(Records from a data source)
========================================================================

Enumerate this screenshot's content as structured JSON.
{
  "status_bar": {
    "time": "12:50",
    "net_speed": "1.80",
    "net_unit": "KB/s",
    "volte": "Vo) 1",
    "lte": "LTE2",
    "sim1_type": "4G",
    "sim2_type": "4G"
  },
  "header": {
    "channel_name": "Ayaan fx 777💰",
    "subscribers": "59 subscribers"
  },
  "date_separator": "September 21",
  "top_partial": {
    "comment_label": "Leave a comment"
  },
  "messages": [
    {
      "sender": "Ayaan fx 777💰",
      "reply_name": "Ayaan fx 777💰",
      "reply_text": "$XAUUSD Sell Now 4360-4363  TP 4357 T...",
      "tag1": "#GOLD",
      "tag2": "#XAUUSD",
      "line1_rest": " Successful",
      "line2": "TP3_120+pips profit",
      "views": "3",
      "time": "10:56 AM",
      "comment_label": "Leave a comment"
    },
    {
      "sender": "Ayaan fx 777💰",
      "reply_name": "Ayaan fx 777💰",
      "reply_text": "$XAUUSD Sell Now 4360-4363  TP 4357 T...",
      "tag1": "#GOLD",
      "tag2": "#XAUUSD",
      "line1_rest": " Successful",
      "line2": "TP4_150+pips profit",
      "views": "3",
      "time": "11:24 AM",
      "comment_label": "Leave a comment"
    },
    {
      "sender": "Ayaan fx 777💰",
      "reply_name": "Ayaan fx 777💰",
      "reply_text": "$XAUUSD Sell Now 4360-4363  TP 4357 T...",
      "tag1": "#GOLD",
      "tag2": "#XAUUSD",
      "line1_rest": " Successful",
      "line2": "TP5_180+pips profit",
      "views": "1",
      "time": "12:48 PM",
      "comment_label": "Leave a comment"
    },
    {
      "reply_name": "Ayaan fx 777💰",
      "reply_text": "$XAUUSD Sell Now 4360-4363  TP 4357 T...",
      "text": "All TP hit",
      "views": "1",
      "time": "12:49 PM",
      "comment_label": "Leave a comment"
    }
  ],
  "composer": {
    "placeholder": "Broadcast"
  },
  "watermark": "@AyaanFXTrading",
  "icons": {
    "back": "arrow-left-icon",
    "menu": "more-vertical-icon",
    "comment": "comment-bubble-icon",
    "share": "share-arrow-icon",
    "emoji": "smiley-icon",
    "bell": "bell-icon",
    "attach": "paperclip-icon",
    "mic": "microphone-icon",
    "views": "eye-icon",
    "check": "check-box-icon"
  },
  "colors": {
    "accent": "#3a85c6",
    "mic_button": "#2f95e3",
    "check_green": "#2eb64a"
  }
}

========================================================================

### EXERCISE AIM
Return every record, word for word.

### THE OUTPUT
Enumerate this screenshot's content as structured JSON.
{
  "status_bar": {
    "time": "12:50",
    "net_speed": "1.80",
    "net_unit": "KB/s",
    "volte": "Vo) 1",
    "lte": "LTE2",
    "sim1_type": "4G",
    "sim2_type": "4G"
  },
  "header": {
    "channel_name": "Ayaan fx 777💰",
    "subscribers": "59 subscribers"
  },
  "date_separator": "September 21",
  "top_partial": {
    "comment_label": "Leave a comment"
  },
  "messages": [
    {
      "sender": "Ayaan fx 777💰",
      "reply_name": "Ayaan fx 777💰",
      "reply_text": "$XAUUSD Sell Now 4360-4363  TP 4357 T...",
      "tag1": "#GOLD",
      "tag2": "#XAUUSD",
      "line1_rest": " Successful",
      "line2": "TP3_120+pips profit",
      "views": "3",
      "time": "10:56 AM",
      "comment_label": "Leave a comment"
    },
    {
      "sender": "Ayaan fx 777💰",
      "reply_name": "Ayaan fx 777💰",
      "reply_text": "$XAUUSD Sell Now 4360-4363  TP 4357 T...",
      "tag1": "#GOLD",
      "tag2": "#XAUUSD",
      "line1_rest": " Successful",
      "line2": "TP4_150+pips profit",
      "views": "3",
      "time": "11:24 AM",
      "comment_label": "Leave a comment"
    },
    {
      "sender": "Ayaan fx 777💰",
      "reply_name": "Ayaan fx 777💰",
      "reply_text": "$XAUUSD Sell Now 4360-4363  TP 4357 T...",
      "tag1": "#GOLD",
      "tag2": "#XAUUSD",
      "line1_rest": " Successful",
      "line2": "TP5_180+pips profit",
      "views": "1",
      "time": "12:48 PM",
      "comment_label": "Leave a comment"
    },
    {
      "reply_name": "Ayaan fx 777💰",
      "reply_text": "$XAUUSD Sell Now 4360-4363  TP 4357 T...",
      "text": "All TP hit",
      "views": "1",
      "time": "12:49 PM",
      "comment_label": "Leave a comment"
    }
  ],
  "composer": {
    "placeholder": "Broadcast"
  },
  "watermark": "@AyaanFXTrading",
  "icons": {
    "back": "arrow-left-icon",
    "menu": "more-vertical-icon",
    "comment": "comment-bubble-icon",
    "share": "share-arrow-icon",
    "emoji": "smiley-icon",
    "bell": "bell-icon",
    "attach": "paperclip-icon",
    "mic": "microphone-icon",
    "views": "eye-icon",
    "check": "check-box-icon"
  },
  "colors": {
    "accent": "#3a85c6",
    "mic_button": "#2f95e3",
    "check_green": "#2eb64a"
  }
}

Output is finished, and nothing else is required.